» **ENTRIES SHOWN**:
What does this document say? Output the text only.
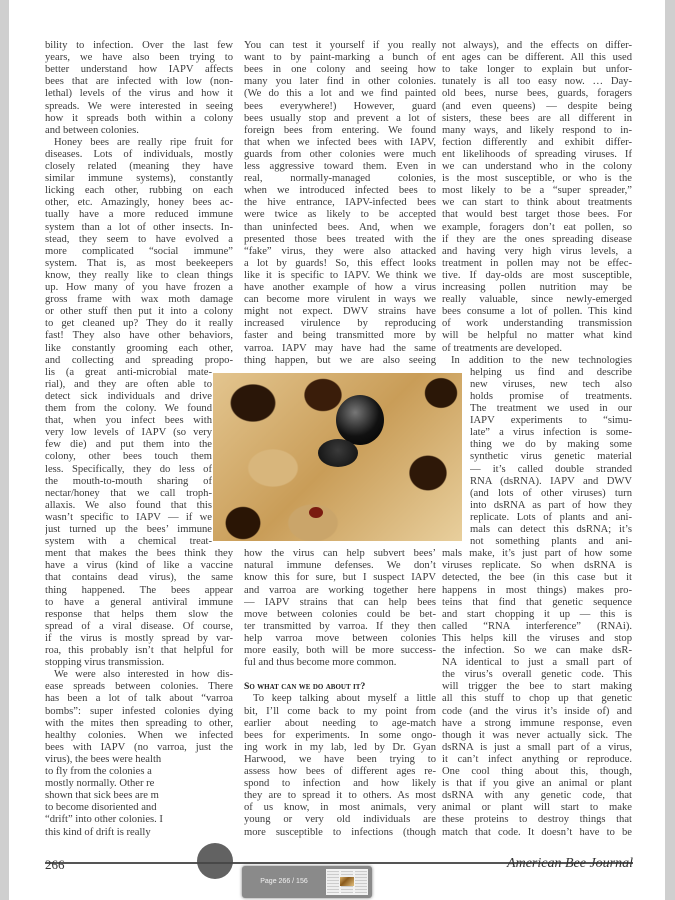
bility to infection. Over the last few
years, we have also been trying to
better understand how IAPV affects
bees that are infected with low (non-
lethal) levels of the virus and how it
spreads. We were interested in seeing
how it spreads both within a colony
and between colonies.
Honey bees are really ripe fruit for
diseases. Lots of individuals, mostly
closely related (meaning they have
similar immune systems), constantly
licking each other, rubbing on each
other, etc. Amazingly, honey bees ac-
tually have a more reduced immune
system than a lot of other insects. In-
stead, they seem to have evolved a
more complicated “social immune”
system. That is, as most beekeepers
know, they really like to clean things
up. How many of you have frozen a
gross frame with wax moth damage
or other stuff then put it into a colony
to get cleaned up? They do it really
fast! They also have other behaviors,
like constantly grooming each other,
and collecting and spreading propo-
lis (a great anti-microbial mate-
rial), and they are often able to
detect sick individuals and drive
them from the colony. We found
that, when you infect bees with
very low levels of IAPV (so very
few die) and put them into the
colony, other bees touch them
less. Specifically, they do less of
the mouth-to-mouth sharing of
nectar/honey that we call troph-
allaxis. We also found that this
wasn’t specific to IAPV — if we
just turned up the bees’ immune
system with a chemical treat-
ment that makes the bees think they
have a virus (kind of like a vaccine
that contains dead virus), the same
thing happened. The bees appear
to have a general antiviral immune
response that helps them slow the
spread of a viral disease. Of course,
if the virus is mostly spread by var-
roa, this probably isn’t that helpful for
stopping virus transmission.
We were also interested in how dis-
ease spreads between colonies. There
has been a lot of talk about “varroa
bombs”: super infested colonies dying
with the mites then spreading to other,
healthy colonies. When we infected
bees with IAPV (no varroa, just the
virus), the bees were health
to fly from the colonies a
mostly normally. Other re
shown that sick bees are m
to become disoriented and
“drift” into other colonies. I
this kind of drift is really
You can test it yourself if you really
want to by paint-marking a bunch of
bees in one colony and seeing how
many you later find in other colonies.
(We do this a lot and we find painted
bees everywhere!) However, guard
bees usually stop and prevent a lot of
foreign bees from entering. We found
that when we infected bees with IAPV,
guards from other colonies were much
less aggressive toward them. Even in
real, normally-managed colonies,
when we introduced infected bees to
the hive entrance, IAPV-infected bees
were twice as likely to be accepted
than uninfected bees. And, when we
presented those bees treated with the
“fake” virus, they were also attacked
a lot by guards! So, this effect looks
like it is specific to IAPV. We think we
have another example of how a virus
can become more virulent in ways we
might not expect. DWV strains have
increased virulence by reproducing
faster and being transmitted more by
varroa. IAPV may have had the same
thing happen, but we are also seeing
how the virus can help subvert bees’
natural immune defenses. We don’t
know this for sure, but I suspect IAPV
and varroa are working together here
— IAPV strains that can help bees
move between colonies could be bet-
ter transmitted by varroa. If they then
help varroa move between colonies
more easily, both will be more success-
ful and thus become more common.
So what can we do about it?
To keep talking about myself a little
bit, I’ll come back to my point from
earlier about needing to age-match
bees for experiments. In some ongo-
ing work in my lab, led by Dr. Gyan
Harwood, we have been trying to
assess how bees of different ages re-
spond to infection and how likely
they are to spread it to others. As most
of us know, in most animals, very
young or very old individuals are
more susceptible to infections (though
not always), and the effects on differ-
ent ages can be different. All this used
to take longer to explain but unfor-
tunately is all too easy now. … Day-
old bees, nurse bees, guards, foragers
(and even queens) — despite being
sisters, these bees are all different in
many ways, and likely respond to in-
fection differently and exhibit differ-
ent likelihoods of spreading viruses. If
we can understand who in the colony
is the most susceptible, or who is the
most likely to be a “super spreader,”
we can start to think about treatments
that would best target those bees. For
example, foragers don’t eat pollen, so
if they are the ones spreading disease
and having very high virus levels, a
treatment in pollen may not be effec-
tive. If day-olds are most susceptible,
increasing pollen nutrition may be
really valuable, since newly-emerged
bees consume a lot of pollen. This kind
of work understanding transmission
will be helpful no matter what kind
of treatments are developed.
In addition to the new technologies
helping us find and describe
new viruses, new tech also
holds promise of treatments.
The treatment we used in our
IAPV experiments to “simu-
late” a virus infection is some-
thing we do by making some
synthetic virus genetic material
— it’s called double stranded
RNA (dsRNA). IAPV and DWV
(and lots of other viruses) turn
into dsRNA as part of how they
replicate. Lots of plants and ani-
mals can detect this dsRNA; it’s
not something plants and ani-
mals make, it’s just part of how some
viruses replicate. So when dsRNA is
detected, the bee (in this case but it
happens in most things) makes pro-
teins that find that genetic sequence
and start chopping it up — this is
called “RNA interference” (RNAi).
This helps kill the viruses and stop
the infection. So we can make dsR-
NA identical to just a small part of
the virus’s overall genetic code. This
will trigger the bee to start making
all this stuff to chop up that genetic
code (and the virus it’s inside of) and
have a strong immune response, even
though it was never actually sick. The
dsRNA is just a small part of a virus,
it can’t infect anything or reproduce.
One cool thing about this, though,
is that if you give an animal or plant
dsRNA with any genetic code, that
animal or plant will start to make
these proteins to destroy things that
match that code. It doesn’t have to be
266	American Bee Journal
Page 266 / 156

» **WHAT YOU NEED TO DO**: In the listing, find each line with the string "response" and copy it.

» **RESULT FOR THIS EXERCISE**:
response that helps them slow the
have a strong immune response, even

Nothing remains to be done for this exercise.